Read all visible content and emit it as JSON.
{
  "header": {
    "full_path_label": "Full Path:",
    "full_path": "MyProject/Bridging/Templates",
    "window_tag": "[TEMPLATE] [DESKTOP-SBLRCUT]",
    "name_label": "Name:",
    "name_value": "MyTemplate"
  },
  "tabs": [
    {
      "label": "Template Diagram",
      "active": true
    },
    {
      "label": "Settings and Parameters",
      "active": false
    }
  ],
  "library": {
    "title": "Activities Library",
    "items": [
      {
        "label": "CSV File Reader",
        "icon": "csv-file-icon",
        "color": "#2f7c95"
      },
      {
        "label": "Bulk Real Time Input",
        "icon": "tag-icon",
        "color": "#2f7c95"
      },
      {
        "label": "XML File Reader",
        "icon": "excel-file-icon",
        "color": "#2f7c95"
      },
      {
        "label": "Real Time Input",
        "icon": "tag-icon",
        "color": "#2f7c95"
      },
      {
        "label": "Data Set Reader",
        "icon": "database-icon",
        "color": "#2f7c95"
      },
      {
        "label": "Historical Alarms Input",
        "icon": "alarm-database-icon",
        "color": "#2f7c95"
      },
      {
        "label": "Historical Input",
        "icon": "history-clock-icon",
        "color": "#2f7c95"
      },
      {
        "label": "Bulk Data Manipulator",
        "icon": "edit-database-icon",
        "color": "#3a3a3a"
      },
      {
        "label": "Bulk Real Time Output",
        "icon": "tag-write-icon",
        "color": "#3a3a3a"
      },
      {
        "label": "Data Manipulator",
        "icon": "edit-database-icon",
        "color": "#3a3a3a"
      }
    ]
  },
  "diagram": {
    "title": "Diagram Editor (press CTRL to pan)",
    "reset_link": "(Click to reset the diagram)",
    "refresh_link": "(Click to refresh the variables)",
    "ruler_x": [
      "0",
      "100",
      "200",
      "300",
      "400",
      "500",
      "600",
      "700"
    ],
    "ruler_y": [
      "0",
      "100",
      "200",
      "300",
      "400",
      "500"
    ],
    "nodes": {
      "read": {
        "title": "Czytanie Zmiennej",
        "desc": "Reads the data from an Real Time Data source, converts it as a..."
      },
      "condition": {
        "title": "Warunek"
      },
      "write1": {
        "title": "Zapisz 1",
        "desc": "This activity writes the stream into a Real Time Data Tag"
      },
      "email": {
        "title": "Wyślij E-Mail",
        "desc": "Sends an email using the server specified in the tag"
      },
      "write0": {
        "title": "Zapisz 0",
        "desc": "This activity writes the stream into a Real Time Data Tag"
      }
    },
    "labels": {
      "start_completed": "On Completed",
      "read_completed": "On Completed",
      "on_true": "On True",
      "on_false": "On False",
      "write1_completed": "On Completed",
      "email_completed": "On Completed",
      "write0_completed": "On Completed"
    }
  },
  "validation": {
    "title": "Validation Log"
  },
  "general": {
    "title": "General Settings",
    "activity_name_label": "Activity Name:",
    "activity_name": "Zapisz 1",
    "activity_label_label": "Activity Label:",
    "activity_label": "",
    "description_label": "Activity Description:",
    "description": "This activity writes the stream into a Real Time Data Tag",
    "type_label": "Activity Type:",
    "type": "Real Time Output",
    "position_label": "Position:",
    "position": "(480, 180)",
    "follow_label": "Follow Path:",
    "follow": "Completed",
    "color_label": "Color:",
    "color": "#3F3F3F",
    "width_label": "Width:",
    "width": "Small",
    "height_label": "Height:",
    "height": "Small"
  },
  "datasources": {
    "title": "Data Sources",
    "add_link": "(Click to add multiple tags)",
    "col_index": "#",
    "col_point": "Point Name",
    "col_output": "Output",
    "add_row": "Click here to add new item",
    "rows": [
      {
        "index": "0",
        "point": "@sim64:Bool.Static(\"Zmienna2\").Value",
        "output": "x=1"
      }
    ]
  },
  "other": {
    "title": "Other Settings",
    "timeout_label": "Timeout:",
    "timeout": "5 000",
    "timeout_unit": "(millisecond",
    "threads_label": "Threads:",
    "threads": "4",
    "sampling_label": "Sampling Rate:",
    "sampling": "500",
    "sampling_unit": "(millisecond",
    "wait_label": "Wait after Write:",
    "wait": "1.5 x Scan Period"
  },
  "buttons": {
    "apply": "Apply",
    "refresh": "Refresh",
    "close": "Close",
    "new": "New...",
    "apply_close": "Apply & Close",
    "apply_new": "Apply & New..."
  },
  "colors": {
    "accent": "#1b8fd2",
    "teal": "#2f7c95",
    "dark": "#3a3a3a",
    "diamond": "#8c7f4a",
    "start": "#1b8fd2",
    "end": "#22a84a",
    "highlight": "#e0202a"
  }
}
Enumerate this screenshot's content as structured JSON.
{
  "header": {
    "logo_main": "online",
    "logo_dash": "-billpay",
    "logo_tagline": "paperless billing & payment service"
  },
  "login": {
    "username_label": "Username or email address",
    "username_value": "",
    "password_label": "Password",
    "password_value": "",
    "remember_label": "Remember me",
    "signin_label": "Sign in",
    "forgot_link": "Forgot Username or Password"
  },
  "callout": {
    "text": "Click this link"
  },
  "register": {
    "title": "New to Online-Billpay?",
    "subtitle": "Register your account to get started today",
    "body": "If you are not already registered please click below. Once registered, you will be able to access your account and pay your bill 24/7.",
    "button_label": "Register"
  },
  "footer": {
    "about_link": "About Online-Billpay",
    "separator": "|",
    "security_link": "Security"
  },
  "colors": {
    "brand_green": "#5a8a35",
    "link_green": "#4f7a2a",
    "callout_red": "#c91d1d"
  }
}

**What is being asked**
Word for word, extract all the records.

**Exercise result**
Read all visible content and emit it as JSON.
{
  "header": {
    "full_path_label": "Full Path:",
    "full_path": "MyProject/Bridging/Templates",
    "window_tag": "[TEMPLATE] [DESKTOP-SBLRCUT]",
    "name_label": "Name:",
    "name_value": "MyTemplate"
  },
  "tabs": [
    {
      "label": "Template Diagram",
      "active": true
    },
    {
      "label": "Settings and Parameters",
      "active": false
    }
  ],
  "library": {
    "title": "Activities Library",
    "items": [
      {
        "label": "CSV File Reader",
        "icon": "csv-file-icon",
        "color": "#2f7c95"
      },
      {
        "label": "Bulk Real Time Input",
        "icon": "tag-icon",
        "color": "#2f7c95"
      },
      {
        "label": "XML File Reader",
        "icon": "excel-file-icon",
        "color": "#2f7c95"
      },
      {
        "label": "Real Time Input",
        "icon": "tag-icon",
        "color": "#2f7c95"
      },
      {
        "label": "Data Set Reader",
        "icon": "database-icon",
        "color": "#2f7c95"
      },
      {
        "label": "Historical Alarms Input",
        "icon": "alarm-database-icon",
        "color": "#2f7c95"
      },
      {
        "label": "Historical Input",
        "icon": "history-clock-icon",
        "color": "#2f7c95"
      },
      {
        "label": "Bulk Data Manipulator",
        "icon": "edit-database-icon",
        "color": "#3a3a3a"
      },
      {
        "label": "Bulk Real Time Output",
        "icon": "tag-write-icon",
        "color": "#3a3a3a"
      },
      {
        "label": "Data Manipulator",
        "icon": "edit-database-icon",
        "color": "#3a3a3a"
      }
    ]
  },
  "diagram": {
    "title": "Diagram Editor (press CTRL to pan)",
    "reset_link": "(Click to reset the diagram)",
    "refresh_link": "(Click to refresh the variables)",
    "ruler_x": [
      "0",
      "100",
      "200",
      "300",
      "400",
      "500",
      "600",
      "700"
    ],
    "ruler_y": [
      "0",
      "100",
      "200",
      "300",
      "400",
      "500"
    ],
    "nodes": {
      "read": {
        "title": "Czytanie Zmiennej",
        "desc": "Reads the data from an Real Time Data source, converts it as a..."
      },
      "condition": {
        "title": "Warunek"
      },
      "write1": {
        "title": "Zapisz 1",
        "desc": "This activity writes the stream into a Real Time Data Tag"
      },
      "email": {
        "title": "Wyślij E-Mail",
        "desc": "Sends an email using the server specified in the tag"
      },
      "write0": {
        "title": "Zapisz 0",
        "desc": "This activity writes the stream into a Real Time Data Tag"
      }
    },
    "labels": {
      "start_completed": "On Completed",
      "read_completed": "On Completed",
      "on_true": "On True",
      "on_false": "On False",
      "write1_completed": "On Completed",
      "email_completed": "On Completed",
      "write0_completed": "On Completed"
    }
  },
  "validation": {
    "title": "Validation Log"
  },
  "general": {
    "title": "General Settings",
    "activity_name_label": "Activity Name:",
    "activity_name": "Zapisz 1",
    "activity_label_label": "Activity Label:",
    "activity_label": "",
    "description_label": "Activity Description:",
    "description": "This activity writes the stream into a Real Time Data Tag",
    "type_label": "Activity Type:",
    "type": "Real Time Output",
    "position_label": "Position:",
    "position": "(480, 180)",
    "follow_label": "Follow Path:",
    "follow": "Completed",
    "color_label": "Color:",
    "color": "#3F3F3F",
    "width_label": "Width:",
    "width": "Small",
    "height_label": "Height:",
    "height": "Small"
  },
  "datasources": {
    "title": "Data Sources",
    "add_link": "(Click to add multiple tags)",
    "col_index": "#",
    "col_point": "Point Name",
    "col_output": "Output",
    "add_row": "Click here to add new item",
    "rows": [
      {
        "index": "0",
        "point": "@sim64:Bool.Static(\"Zmienna2\").Value",
        "output": "x=1"
      }
    ]
  },
  "other": {
    "title": "Other Settings",
    "timeout_label": "Timeout:",
    "timeout": "5 000",
    "timeout_unit": "(millisecond",
    "threads_label": "Threads:",
    "threads": "4",
    "sampling_label": "Sampling Rate:",
    "sampling": "500",
    "sampling_unit": "(millisecond",
    "wait_label": "Wait after Write:",
    "wait": "1.5 x Scan Period"
  },
  "buttons": {
    "apply": "Apply",
    "refresh": "Refresh",
    "close": "Close",
    "new": "New...",
    "apply_close": "Apply & Close",
    "apply_new": "Apply & New..."
  },
  "colors": {
    "accent": "#1b8fd2",
    "teal": "#2f7c95",
    "dark": "#3a3a3a",
    "diamond": "#8c7f4a",
    "start": "#1b8fd2",
    "end": "#22a84a",
    "highlight": "#e0202a"
  }
}
Enumerate this screenshot's content as structured JSON.
{
  "header": {
    "logo_main": "online",
    "logo_dash": "-billpay",
    "logo_tagline": "paperless billing & payment service"
  },
  "login": {
    "username_label": "Username or email address",
    "username_value": "",
    "password_label": "Password",
    "password_value": "",
    "remember_label": "Remember me",
    "signin_label": "Sign in",
    "forgot_link": "Forgot Username or Password"
  },
  "callout": {
    "text": "Click this link"
  },
  "register": {
    "title": "New to Online-Billpay?",
    "subtitle": "Register your account to get started today",
    "body": "If you are not already registered please click below. Once registered, you will be able to access your account and pay your bill 24/7.",
    "button_label": "Register"
  },
  "footer": {
    "about_link": "About Online-Billpay",
    "separator": "|",
    "security_link": "Security"
  },
  "colors": {
    "brand_green": "#5a8a35",
    "link_green": "#4f7a2a",
    "callout_red": "#c91d1d"
  }
}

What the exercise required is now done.